====== DOCUMENT PASSAGE ======

Cut the veal steaks thin; hack and season them with pepper, salt, and sweet-herbs. Wash them over with melted butter, and wrap white paper buttered over them. Roast or bake them; and, when done, take off the paper, and serve them with good gravy and Seville orange-juice squeezed on.
Take the best end of a neck of veal and cut your cutlets; four ribs will make eight cutlets. Beat them out very thin, and trim them round. Take chopped parsley, thyme, shalots, and mushrooms, pass them over the fire, add a little juice of lemon, lemon-peel, and grated nutmeg. Dip in the cutlets, crumb them, and boil them over a gentle fire. Save what you leave from dipping them in, put some brown sauce to it, and put it under them when going to table, first taking care to remove the grease from it. Lamb cutlets are done the same way.

======

WORK REQUIRED:
Pick up the veal cutlet recipes after their last sentence and keep writing in the same style.

====== DATASET ROWS ======

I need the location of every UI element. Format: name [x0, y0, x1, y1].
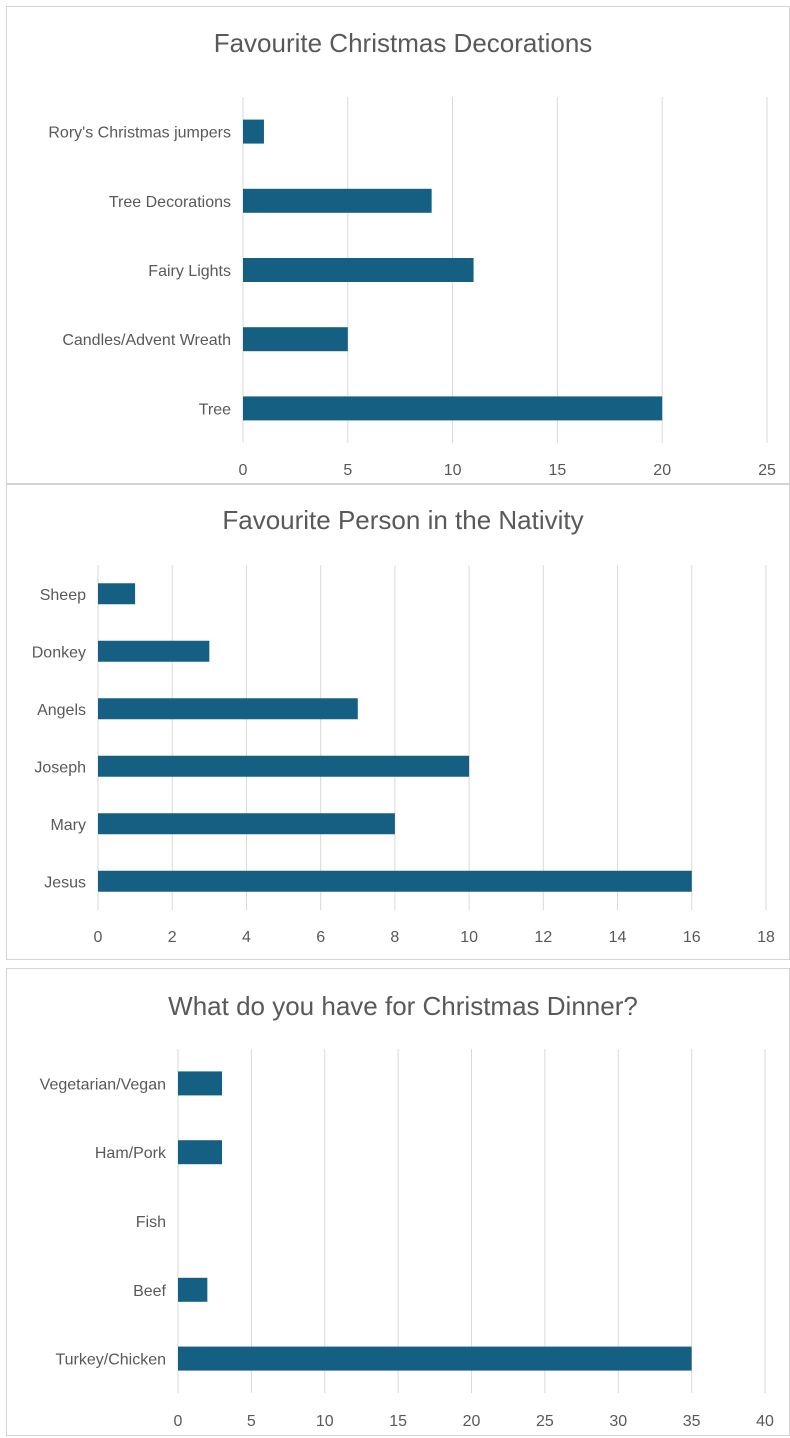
gridlines [177, 1049, 766, 1393]
chart-decorations-svg: Favourite Christmas Decorations Rory's C… [48, 28, 776, 479]
bar [243, 188, 432, 213]
tick-label: 25 [536, 1413, 554, 1430]
bar [98, 698, 358, 720]
bar [98, 870, 692, 892]
bar [98, 755, 470, 777]
chart-dinner-svg: What do you have for Christmas Dinner? V… [40, 991, 774, 1430]
tick-label: 14 [609, 929, 627, 946]
tick-label: 15 [389, 1413, 407, 1430]
category-label: Jesus [44, 874, 86, 891]
bars [98, 583, 692, 892]
tick-label: 5 [343, 462, 352, 479]
category-label: Vegetarian/Vegan [40, 1076, 166, 1093]
tick-label: 35 [683, 1413, 701, 1430]
tick-label: 0 [174, 1413, 183, 1430]
bar [98, 583, 136, 605]
tick-label: 15 [549, 462, 567, 479]
category-label: Donkey [32, 644, 86, 661]
tick-label: 10 [316, 1413, 334, 1430]
tick-label: 20 [653, 462, 671, 479]
category-label: Tree [199, 401, 231, 418]
tick-label: 2 [168, 929, 177, 946]
category-labels: Rory's Christmas jumpers Tree Decorations… [48, 125, 231, 419]
tick-label: 30 [609, 1413, 627, 1430]
tick-label: 6 [316, 929, 325, 946]
category-label: Rory's Christmas jumpers [48, 125, 231, 142]
chart-title: Favourite Christmas Decorations [214, 28, 593, 58]
category-label: Ham/Pork [95, 1145, 167, 1162]
chart-nativity-svg: Favourite Person in the Nativity Sheep Do… [32, 505, 775, 946]
bar [98, 813, 395, 835]
tick-label: 0 [94, 929, 103, 946]
category-label: Beef [133, 1283, 166, 1300]
bar [243, 327, 348, 352]
category-label: Sheep [40, 587, 86, 604]
bar [243, 119, 264, 144]
tick-label: 12 [534, 929, 552, 946]
bar [243, 396, 663, 421]
category-labels: Vegetarian/Vegan Ham/Pork Fish Beef Turkey/C… [40, 1076, 167, 1368]
bar [178, 1140, 223, 1165]
category-label: Fairy Lights [148, 263, 231, 280]
bar [98, 640, 210, 662]
category-label: Mary [50, 817, 86, 834]
gridlines [97, 565, 767, 910]
tick-label: 25 [758, 462, 776, 479]
bar [178, 1277, 208, 1302]
tick-label: 4 [242, 929, 251, 946]
tick-label: 0 [239, 462, 248, 479]
category-label: Candles/Advent Wreath [62, 332, 231, 349]
bar [243, 258, 474, 282]
tick-label: 10 [460, 929, 478, 946]
bars [178, 1071, 692, 1371]
bar [178, 1346, 692, 1371]
tick-label: 16 [683, 929, 701, 946]
chart-title: What do you have for Christmas Dinner? [168, 991, 638, 1021]
tick-label: 18 [757, 929, 775, 946]
category-label: Tree Decorations [109, 194, 231, 211]
tick-label: 5 [247, 1413, 256, 1430]
chart-title: Favourite Person in the Nativity [222, 505, 583, 535]
category-label: Angels [37, 702, 86, 719]
chart-dinner: What do you have for Christmas Dinner? V… [6, 968, 790, 1436]
tick-labels: 0 5 10 15 20 25 30 35 40 [174, 1413, 774, 1430]
category-label: Fish [136, 1214, 166, 1231]
tick-label: 20 [463, 1413, 481, 1430]
category-label: Turkey/Chicken [55, 1352, 166, 1369]
tick-label: 40 [756, 1413, 774, 1430]
category-label: Joseph [34, 759, 86, 776]
category-labels: Sheep Donkey Angels Joseph Mary Jesus [32, 587, 86, 892]
chart-decorations: Favourite Christmas Decorations Rory's C… [6, 6, 790, 484]
chart-nativity: Favourite Person in the Nativity Sheep Do… [6, 484, 790, 960]
bar [178, 1071, 223, 1096]
tick-labels: 0 2 4 6 8 10 12 14 16 18 [94, 929, 775, 946]
tick-labels: 0 5 10 15 20 25 [239, 462, 776, 479]
tick-label: 8 [390, 929, 399, 946]
tick-label: 10 [444, 462, 462, 479]
bars [243, 119, 663, 421]
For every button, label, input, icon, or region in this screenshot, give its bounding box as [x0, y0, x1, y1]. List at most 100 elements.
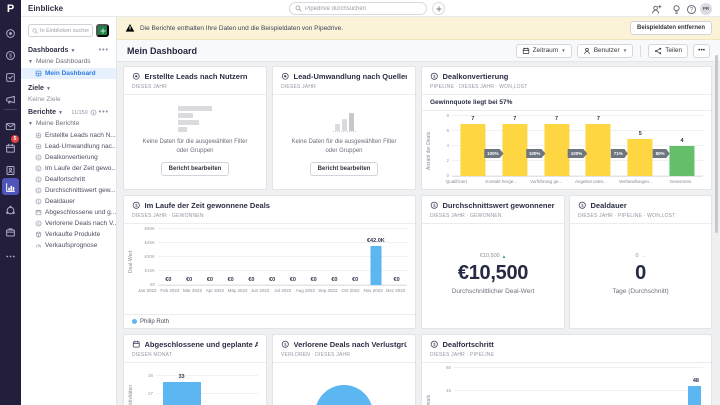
dollar-icon: $: [430, 72, 439, 81]
bar-segment: [163, 382, 201, 405]
axis-tick-label: 0: [432, 173, 449, 178]
rail-item-projects-check[interactable]: [0, 69, 21, 85]
report-item[interactable]: Verkaufte Produkte: [21, 229, 116, 240]
rail-item-campaigns-megaphone[interactable]: [0, 91, 21, 107]
funnel-stage: 580%: [619, 117, 661, 176]
ziele-empty-text: Keine Ziele: [21, 96, 116, 103]
info-icon[interactable]: [90, 109, 97, 116]
value-label: 5: [639, 131, 642, 137]
sidebar-search-input[interactable]: [40, 28, 89, 34]
chart-skeleton-icon: [178, 106, 212, 132]
global-search-input[interactable]: [305, 6, 421, 12]
rail-divider: [4, 109, 17, 110]
dollar-icon: $: [35, 198, 42, 205]
chevron-down-icon: ▼: [28, 121, 33, 127]
report-item[interactable]: $Dealdauer: [21, 196, 116, 207]
conversion-badge: 100%: [526, 149, 546, 158]
my-dashboards-group[interactable]: ▼Meine Dashboards: [21, 58, 116, 65]
report-item[interactable]: $Durchschnittswert gew...: [21, 185, 116, 196]
rail-item-contacts-book[interactable]: [0, 162, 21, 178]
berichte-section-header[interactable]: Berichte▼ 11/150 •••: [21, 109, 116, 116]
axis-tick-label: 45: [434, 388, 451, 393]
rail-item-mail-envelope[interactable]: [0, 118, 21, 134]
edit-report-button[interactable]: Bericht bearbeiten: [310, 162, 379, 176]
zeitraum-button[interactable]: Zeitraum▼: [516, 44, 572, 58]
mail-envelope-icon: [5, 121, 16, 132]
bar-slot: 48: [454, 369, 703, 405]
quick-add-button[interactable]: [432, 2, 445, 15]
target-icon: [35, 143, 42, 150]
ziele-section-header[interactable]: Ziele▼: [21, 85, 116, 92]
remove-sample-data-button[interactable]: Beispieldaten entfernen: [630, 21, 712, 35]
svg-text:$: $: [135, 203, 138, 208]
invite-users-icon[interactable]: [650, 3, 662, 15]
rail-item-insights-chart[interactable]: [0, 179, 21, 195]
pipedrive-logo[interactable]: P: [0, 3, 21, 15]
dollar-icon: $: [35, 187, 42, 194]
dashboards-label: Dashboards: [28, 47, 68, 54]
global-search[interactable]: [289, 2, 427, 15]
add-insight-button[interactable]: [96, 24, 109, 37]
dashboard-more-button[interactable]: •••: [693, 44, 710, 58]
card-title: Durchschnittswert gewonnener Deals: [443, 201, 557, 210]
rail-item-automations-globe[interactable]: [0, 202, 21, 218]
card-header: $DealkonvertierungPIPELINE · DIESES JAHR…: [422, 67, 711, 95]
value-label: 7: [513, 116, 516, 122]
x-tick-label: Jun 2022: [249, 288, 272, 293]
stacked-bar-chart: Anzahl der Deals1530456048: [422, 363, 711, 405]
search-icon: [295, 5, 302, 12]
svg-text:$: $: [38, 189, 40, 193]
rail-item-more-ellipsis[interactable]: [0, 248, 21, 264]
x-tick-label: Feb 2022: [159, 288, 182, 293]
report-item[interactable]: $Dealkonvertierung: [21, 152, 116, 163]
benutzer-button[interactable]: Benutzer▼: [577, 44, 634, 58]
report-item[interactable]: Abgeschlossene und g...: [21, 207, 116, 218]
my-dashboards-label: Meine Dashboards: [36, 58, 91, 65]
my-reports-group[interactable]: ▼Meine Berichte: [21, 120, 116, 127]
value-label: €0: [331, 277, 337, 283]
chevron-down-icon: ▼: [58, 110, 63, 116]
rail-item-activities-calendar[interactable]: [0, 140, 21, 156]
report-item-label: Dealkonvertierung: [45, 154, 98, 161]
report-item[interactable]: $Im Laufe der Zeit gewo...: [21, 163, 116, 174]
user-avatar[interactable]: PR: [700, 3, 712, 15]
month-slot: €0: [345, 230, 366, 285]
report-item[interactable]: $Dealfortschritt: [21, 174, 116, 185]
dashboards-more-icon[interactable]: •••: [99, 47, 109, 54]
x-tick-label: Qualifiziert: [434, 179, 479, 184]
vertical-scrollbar[interactable]: [715, 55, 718, 233]
help-icon[interactable]: ?: [685, 3, 697, 15]
dashboards-section-header[interactable]: Dashboards▼ •••: [21, 47, 116, 54]
report-item-label: Dealdauer: [45, 198, 75, 205]
dollar-icon: $: [35, 165, 42, 172]
plus-icon: [99, 27, 107, 35]
big-value: €10,500: [458, 262, 528, 285]
card-title: Dealdauer: [591, 201, 627, 210]
axis-tick-label: 36: [136, 373, 153, 378]
funnel-stage: 7100%: [494, 117, 536, 176]
value-label: 7: [555, 116, 558, 122]
card-header: Abgeschlossene und geplante AktivitätenD…: [124, 335, 266, 363]
edit-report-button[interactable]: Bericht bearbeiten: [161, 162, 230, 176]
report-item-label: Im Laufe der Zeit gewo...: [45, 165, 116, 172]
report-item[interactable]: Verkaufsprognose: [21, 240, 116, 251]
sidebar-search[interactable]: [28, 24, 93, 37]
svg-text:$: $: [433, 342, 436, 347]
rail-item-marketplace-box[interactable]: [0, 224, 21, 240]
bar: [502, 124, 527, 177]
report-item[interactable]: Lead-Umwandlung nac...: [21, 141, 116, 152]
report-item[interactable]: $Verlorene Deals nach V...: [21, 218, 116, 229]
report-item-label: Verkaufte Produkte: [45, 231, 100, 238]
report-item[interactable]: Erstellte Leads nach N...: [21, 130, 116, 141]
rail-item-deals-dollar[interactable]: $: [0, 47, 21, 63]
svg-text:$: $: [284, 342, 287, 347]
svg-text:$: $: [433, 203, 436, 208]
rail-item-leads-target[interactable]: [0, 25, 21, 41]
ideas-lightbulb-icon[interactable]: [670, 3, 682, 15]
teilen-button[interactable]: Teilen: [648, 44, 688, 58]
report-card-1: Erstellte Leads nach NutzernDIESES JAHRK…: [123, 66, 267, 190]
share-icon: [654, 47, 662, 55]
berichte-more-icon[interactable]: •••: [99, 109, 109, 116]
sidebar-item-mein-dashboard[interactable]: Mein Dashboard: [21, 68, 116, 79]
benutzer-label: Benutzer: [594, 47, 620, 54]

======

TASK RESULT:
Cut a neck of veal into bones; lard one side, and fry them off quick. Thicken a piece of butter, of the size of a large nut, with a little flour, and whole onion. Put in as much good gravy as will just cover them, and a few mushrooms and forcemeat balls. Stove them tender; skim off all grease; squeeze in half a lemon, and serve them up.
Mince some beef suet very small, with some sweet marjoram, winter savory, and thyme; season with salt, cloves, and mace, well beaten; put in grated bread; mix them all together with the yolk of an egg; make small holes in the veal, and stuff it very thick with these. Put it on the spit and roast it well.Let the sauce consist of butter, gravy, and juice of lemon, very thick. Dish the veal, and pour the sauce over it, with slices of lemon laid round the dish.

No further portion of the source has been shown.